══ Dataset excerpts ══
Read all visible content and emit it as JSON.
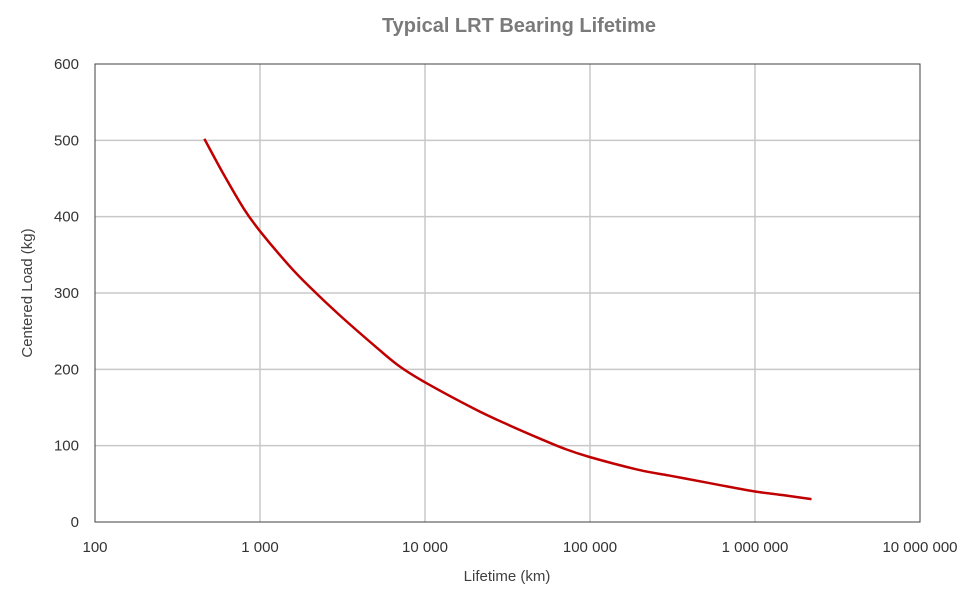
{
  "chart_data": {
    "type": "line",
    "title": "Typical LRT Bearing Lifetime",
    "xlabel": "Lifetime (km)",
    "ylabel": "Centered Load (kg)",
    "x_scale": "log",
    "xlim": [
      100,
      10000000
    ],
    "ylim": [
      0,
      600
    ],
    "x_ticks": [
      100,
      1000,
      10000,
      100000,
      1000000,
      10000000
    ],
    "x_tick_labels": [
      "100",
      "1 000",
      "10 000",
      "100 000",
      "1 000 000",
      "10 000 000"
    ],
    "y_ticks": [
      0,
      100,
      200,
      300,
      400,
      500,
      600
    ],
    "y_tick_labels": [
      "0",
      "100",
      "200",
      "300",
      "400",
      "500",
      "600"
    ],
    "grid": true,
    "legend": "none",
    "colors": {
      "line": "#c00000",
      "grid": "#c8c8c8",
      "frame": "#404040",
      "title": "#7a7a7a"
    },
    "series": [
      {
        "x": [
          460,
          600,
          800,
          1000,
          1500,
          2000,
          3000,
          5000,
          7000,
          10000,
          20000,
          30000,
          50000,
          70000,
          100000,
          200000,
          300000,
          500000,
          700000,
          1000000,
          1500000,
          2200000
        ],
        "y": [
          502,
          456,
          410,
          381,
          336,
          308,
          272,
          230,
          204,
          183,
          148,
          130,
          109,
          96,
          85,
          68,
          61,
          52,
          46,
          40,
          35,
          30
        ]
      }
    ]
  }
}
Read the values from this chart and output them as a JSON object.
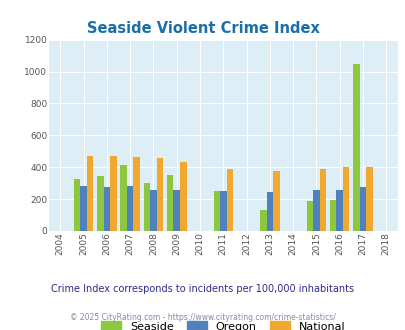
{
  "title": "Seaside Violent Crime Index",
  "years": [
    2004,
    2005,
    2006,
    2007,
    2008,
    2009,
    2010,
    2011,
    2012,
    2013,
    2014,
    2015,
    2016,
    2017,
    2018
  ],
  "bar_years": [
    2005,
    2006,
    2007,
    2008,
    2009,
    2011,
    2013,
    2015,
    2016,
    2017
  ],
  "seaside": [
    325,
    345,
    415,
    300,
    350,
    250,
    130,
    190,
    195,
    1050
  ],
  "oregon": [
    285,
    275,
    285,
    255,
    255,
    250,
    245,
    260,
    260,
    275
  ],
  "national": [
    470,
    470,
    465,
    455,
    435,
    390,
    375,
    390,
    400,
    400
  ],
  "seaside_color": "#8dc63f",
  "oregon_color": "#4f81bd",
  "national_color": "#f0a830",
  "bg_color": "#ddeef6",
  "grid_color": "#ffffff",
  "ylim": [
    0,
    1200
  ],
  "yticks": [
    0,
    200,
    400,
    600,
    800,
    1000,
    1200
  ],
  "subtitle": "Crime Index corresponds to incidents per 100,000 inhabitants",
  "footer": "© 2025 CityRating.com - https://www.cityrating.com/crime-statistics/",
  "title_color": "#1a6fa8",
  "subtitle_color": "#2c2c8c",
  "footer_color": "#8888aa",
  "legend_labels": [
    "Seaside",
    "Oregon",
    "National"
  ],
  "bar_width": 0.28
}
═══
* Exercise brief *
From the material above, copy everything exactly but the pictures.

* Task solution *
Read all visible content and emit it as JSON.
{
  "chart_data": {
    "type": "line",
    "title": "Typical LRT Bearing Lifetime",
    "xlabel": "Lifetime (km)",
    "ylabel": "Centered Load (kg)",
    "x_scale": "log",
    "xlim": [
      100,
      10000000
    ],
    "ylim": [
      0,
      600
    ],
    "x_ticks": [
      100,
      1000,
      10000,
      100000,
      1000000,
      10000000
    ],
    "x_tick_labels": [
      "100",
      "1 000",
      "10 000",
      "100 000",
      "1 000 000",
      "10 000 000"
    ],
    "y_ticks": [
      0,
      100,
      200,
      300,
      400,
      500,
      600
    ],
    "y_tick_labels": [
      "0",
      "100",
      "200",
      "300",
      "400",
      "500",
      "600"
    ],
    "grid": true,
    "legend": "none",
    "colors": {
      "line": "#c00000",
      "grid": "#c8c8c8",
      "frame": "#404040",
      "title": "#7a7a7a"
    },
    "series": [
      {
        "x": [
          460,
          600,
          800,
          1000,
          1500,
          2000,
          3000,
          5000,
          7000,
          10000,
          20000,
          30000,
          50000,
          70000,
          100000,
          200000,
          300000,
          500000,
          700000,
          1000000,
          1500000,
          2200000
        ],
        "y": [
          502,
          456,
          410,
          381,
          336,
          308,
          272,
          230,
          204,
          183,
          148,
          130,
          109,
          96,
          85,
          68,
          61,
          52,
          46,
          40,
          35,
          30
        ]
      }
    ]
  }
}
Read the values from this chart and output them as a JSON object.
{
  "title": "Seaside Violent Crime Index",
  "years": [
    2004,
    2005,
    2006,
    2007,
    2008,
    2009,
    2010,
    2011,
    2012,
    2013,
    2014,
    2015,
    2016,
    2017,
    2018
  ],
  "bar_years": [
    2005,
    2006,
    2007,
    2008,
    2009,
    2011,
    2013,
    2015,
    2016,
    2017
  ],
  "seaside": [
    325,
    345,
    415,
    300,
    350,
    250,
    130,
    190,
    195,
    1050
  ],
  "oregon": [
    285,
    275,
    285,
    255,
    255,
    250,
    245,
    260,
    260,
    275
  ],
  "national": [
    470,
    470,
    465,
    455,
    435,
    390,
    375,
    390,
    400,
    400
  ],
  "seaside_color": "#8dc63f",
  "oregon_color": "#4f81bd",
  "national_color": "#f0a830",
  "bg_color": "#ddeef6",
  "grid_color": "#ffffff",
  "ylim": [
    0,
    1200
  ],
  "yticks": [
    0,
    200,
    400,
    600,
    800,
    1000,
    1200
  ],
  "subtitle": "Crime Index corresponds to incidents per 100,000 inhabitants",
  "footer": "© 2025 CityRating.com - https://www.cityrating.com/crime-statistics/",
  "title_color": "#1a6fa8",
  "subtitle_color": "#2c2c8c",
  "footer_color": "#8888aa",
  "legend_labels": [
    "Seaside",
    "Oregon",
    "National"
  ],
  "bar_width": 0.28
}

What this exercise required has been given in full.